Eigentlich hatte ich gar nicht vor, gleich wieder einen Artikel zu schreiben. Aber nachdem ich mir heute mal die Verordnung über die Barrierefreiheitsanforderungen für Produkte und Dienstleistungen nach dem Barriefreiheitsgesetz (BFSGV) durchgelesen hatte, glaube ich, dass das Thema einer Diskussion bedarf. Sicher stellt sich die Frage, was mich eigentlich zur Beschäftigung mit einem juristischen Thema qualifiziert? Ein Semester Urheber- und Medienrecht und eine Vorliebe für kryptische Abkürzungen sind sicher nicht ausreichend. Daher möchte ich auch keinen Gesetzeskommentar schreiben, sondern versuche mich allein mit den technischen Anforderungen in Bezug auf E-Books zu beschäftigen. Wer in Eile ist, kann auch gleich den folgenden Abschnitt überspringen.

Um was geht es hier eigentlich? Mit dem Beschluss des European Accessibility Act (EAA) des Europäischen Parlaments und des Rates vom 17. April 2019 verpflichteten sich die EU-Mitgliedsstaaten für die gesetzliche Umsetzung von Barrierefreiheitsanforderungen für Produkte und Dienstleistungen. Der Deutsche Bundestag verfasste dann am 22. Juli 2021 den Beschluss des Barrierefreiheitsstärkungsgesetz (BFSG), dessen Regelungen für Produkte und Dienstleistungen für Verbraucher:innen gilt, die nach dem 28. Juni 2025 erbracht werden. Bei den Dienstleistungen sind auch einige für Verlage und Verlagsdienstleister nicht ganz unwichtige zu nennen: Webseiten, mobile Apps und E-Books müssen ab diesem Datum barrierefrei sein.

Detaillierte Anforderungen sah das Gesetz noch nicht vor, ermächtigte aber in §3 Absatz 2 das Bundesministerium für Arbeit und Soziales im Einvernehmen mit weiteren Ministerien eine genauere Richtlinie zu erarbeiten. Am 15. Juni 2022 wurde dann schließlich die eingangs erwähnte BFSGV veröffentlicht und beschreibt neben vielem anderen in §18 sogenannte Zusätzliche Anforderungen für E-Books, auf die ich im Folgenden eingehen möchte. Wie der Titel schon sagt, gibt es vorher eine Reihe allgemeiner Anforderungen, die ich hier aber explizit außen vor lasse, um nicht den Rahmen zu sprengen. Hier folgt nun Absatz für Absatz eine subjektive Auseinandersetzung mit dem genannten Paragraphen:

1. E-Books müssen die synchronisierte Bereitstellung von Text- und Audioinhalten gewährleisten, sofern sie neben Text- auch Audioinhalte enthalten.

Der erste Punkt gilt nur, wenn im E-Book neben Text auch Audioinhalte enthalten sind. Synchronisierte Bereitstellung meint an dieser Stelle die Untertitelung von Inhalten mit Audiospuren, also Audio- und Videodateien. Wenn eine Videodatei keine Audiospur enthält, kann man also darauf verzichten. Da nur sehr wenige E-Books multimediale Inhalte enthalten, sollte diese Forderung für viele Verlage keine Rolle spielen.
__________
> **SCHRIFTLICHE ANWEISUNG A**: Welche Zeilen der Datensätze enthalten die Zeichenfolge „複合年增長率“? Sammle sie alle und beachte dabei Groß- und Kleinschreibung.

Layout-Koordinatendaten:
__________
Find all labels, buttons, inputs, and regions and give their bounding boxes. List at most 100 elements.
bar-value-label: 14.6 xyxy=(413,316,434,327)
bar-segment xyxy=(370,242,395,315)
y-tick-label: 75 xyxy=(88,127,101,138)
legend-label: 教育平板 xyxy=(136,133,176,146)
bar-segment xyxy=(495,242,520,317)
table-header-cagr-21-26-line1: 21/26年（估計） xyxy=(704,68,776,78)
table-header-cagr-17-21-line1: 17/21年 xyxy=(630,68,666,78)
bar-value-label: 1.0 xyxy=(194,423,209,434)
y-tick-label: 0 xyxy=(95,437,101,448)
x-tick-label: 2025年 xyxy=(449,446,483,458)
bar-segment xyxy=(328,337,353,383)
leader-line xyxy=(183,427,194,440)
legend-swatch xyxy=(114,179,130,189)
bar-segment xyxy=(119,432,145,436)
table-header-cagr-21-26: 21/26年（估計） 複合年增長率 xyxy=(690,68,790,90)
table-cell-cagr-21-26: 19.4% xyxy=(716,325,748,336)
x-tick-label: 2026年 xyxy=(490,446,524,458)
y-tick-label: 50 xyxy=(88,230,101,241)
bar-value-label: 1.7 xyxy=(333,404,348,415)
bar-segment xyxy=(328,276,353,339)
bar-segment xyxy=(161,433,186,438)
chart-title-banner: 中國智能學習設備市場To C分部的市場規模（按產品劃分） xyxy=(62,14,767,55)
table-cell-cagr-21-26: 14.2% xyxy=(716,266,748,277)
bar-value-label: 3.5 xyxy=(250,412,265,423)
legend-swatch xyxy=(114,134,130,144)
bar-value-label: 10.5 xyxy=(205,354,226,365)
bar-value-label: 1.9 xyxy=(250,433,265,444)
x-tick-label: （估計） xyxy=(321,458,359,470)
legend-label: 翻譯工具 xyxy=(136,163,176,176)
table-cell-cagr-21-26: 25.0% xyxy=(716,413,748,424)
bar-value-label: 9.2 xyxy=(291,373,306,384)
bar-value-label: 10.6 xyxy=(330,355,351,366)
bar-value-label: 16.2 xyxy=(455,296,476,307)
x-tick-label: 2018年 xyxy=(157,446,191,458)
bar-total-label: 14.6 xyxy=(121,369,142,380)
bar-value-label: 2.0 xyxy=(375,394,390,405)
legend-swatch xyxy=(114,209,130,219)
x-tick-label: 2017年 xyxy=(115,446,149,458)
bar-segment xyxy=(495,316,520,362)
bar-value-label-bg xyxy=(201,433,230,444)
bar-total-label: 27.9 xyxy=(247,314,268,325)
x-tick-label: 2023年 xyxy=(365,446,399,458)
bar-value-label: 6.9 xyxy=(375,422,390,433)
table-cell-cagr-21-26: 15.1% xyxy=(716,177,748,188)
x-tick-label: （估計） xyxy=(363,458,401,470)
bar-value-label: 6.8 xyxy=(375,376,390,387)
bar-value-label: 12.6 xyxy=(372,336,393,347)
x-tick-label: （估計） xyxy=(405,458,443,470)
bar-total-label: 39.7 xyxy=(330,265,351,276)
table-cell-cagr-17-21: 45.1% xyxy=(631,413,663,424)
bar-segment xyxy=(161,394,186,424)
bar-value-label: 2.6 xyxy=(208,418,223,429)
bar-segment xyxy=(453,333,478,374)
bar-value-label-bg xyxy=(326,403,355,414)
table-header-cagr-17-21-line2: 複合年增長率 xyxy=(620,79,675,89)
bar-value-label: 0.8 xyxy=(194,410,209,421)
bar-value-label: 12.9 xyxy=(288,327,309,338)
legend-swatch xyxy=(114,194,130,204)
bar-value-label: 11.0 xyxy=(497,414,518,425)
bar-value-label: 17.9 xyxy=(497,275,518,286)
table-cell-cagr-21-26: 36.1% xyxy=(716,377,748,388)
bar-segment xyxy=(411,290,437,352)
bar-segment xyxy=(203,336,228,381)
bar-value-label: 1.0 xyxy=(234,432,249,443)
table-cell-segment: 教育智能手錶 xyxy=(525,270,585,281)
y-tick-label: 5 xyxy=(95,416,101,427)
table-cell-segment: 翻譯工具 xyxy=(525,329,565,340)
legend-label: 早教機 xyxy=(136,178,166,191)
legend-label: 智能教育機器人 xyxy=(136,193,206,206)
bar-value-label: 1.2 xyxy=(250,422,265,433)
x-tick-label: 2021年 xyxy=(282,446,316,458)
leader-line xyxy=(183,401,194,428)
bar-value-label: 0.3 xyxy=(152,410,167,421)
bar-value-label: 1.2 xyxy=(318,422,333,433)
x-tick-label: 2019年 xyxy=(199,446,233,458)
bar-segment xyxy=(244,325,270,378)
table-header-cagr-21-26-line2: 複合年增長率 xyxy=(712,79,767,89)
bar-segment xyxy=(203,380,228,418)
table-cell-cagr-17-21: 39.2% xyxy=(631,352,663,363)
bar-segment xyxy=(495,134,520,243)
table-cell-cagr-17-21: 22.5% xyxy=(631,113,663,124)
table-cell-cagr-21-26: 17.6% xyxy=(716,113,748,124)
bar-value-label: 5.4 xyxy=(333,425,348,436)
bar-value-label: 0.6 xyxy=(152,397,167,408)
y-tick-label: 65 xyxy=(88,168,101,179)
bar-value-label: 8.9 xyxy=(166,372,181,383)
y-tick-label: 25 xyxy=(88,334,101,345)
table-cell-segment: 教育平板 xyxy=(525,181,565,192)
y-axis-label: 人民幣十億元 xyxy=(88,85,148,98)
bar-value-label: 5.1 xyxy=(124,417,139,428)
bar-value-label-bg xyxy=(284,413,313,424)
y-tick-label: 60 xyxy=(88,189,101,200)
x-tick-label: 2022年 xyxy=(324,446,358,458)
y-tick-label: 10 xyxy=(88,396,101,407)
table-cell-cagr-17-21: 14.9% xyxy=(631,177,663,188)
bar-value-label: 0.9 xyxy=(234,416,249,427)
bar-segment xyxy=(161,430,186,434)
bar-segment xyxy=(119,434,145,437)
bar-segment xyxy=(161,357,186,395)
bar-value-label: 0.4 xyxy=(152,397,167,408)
__________
> **SCHRIFTLICHE ANWEISUNG B**: Wie lautet der Satz „Da nur sehr wenige E-Books multimediale Inhalte enthalten, sollte diese Forderung für viele Verlage keine Rolle spielen.“ aus dem Textauszug auf Englisch?

> **ERGEBNIS A**:
table-header-cagr-21-26: 21/26年（估計） 複合年增長率 xyxy=(690,68,790,90)
table-header-cagr-17-21-line2: 複合年增長率 xyxy=(620,79,675,89)
table-header-cagr-21-26-line2: 複合年增長率 xyxy=(712,79,767,89)

> **ERGEBNIS B**: Since very few e-books contain multimedia content, this requirement should not matter for many publishers.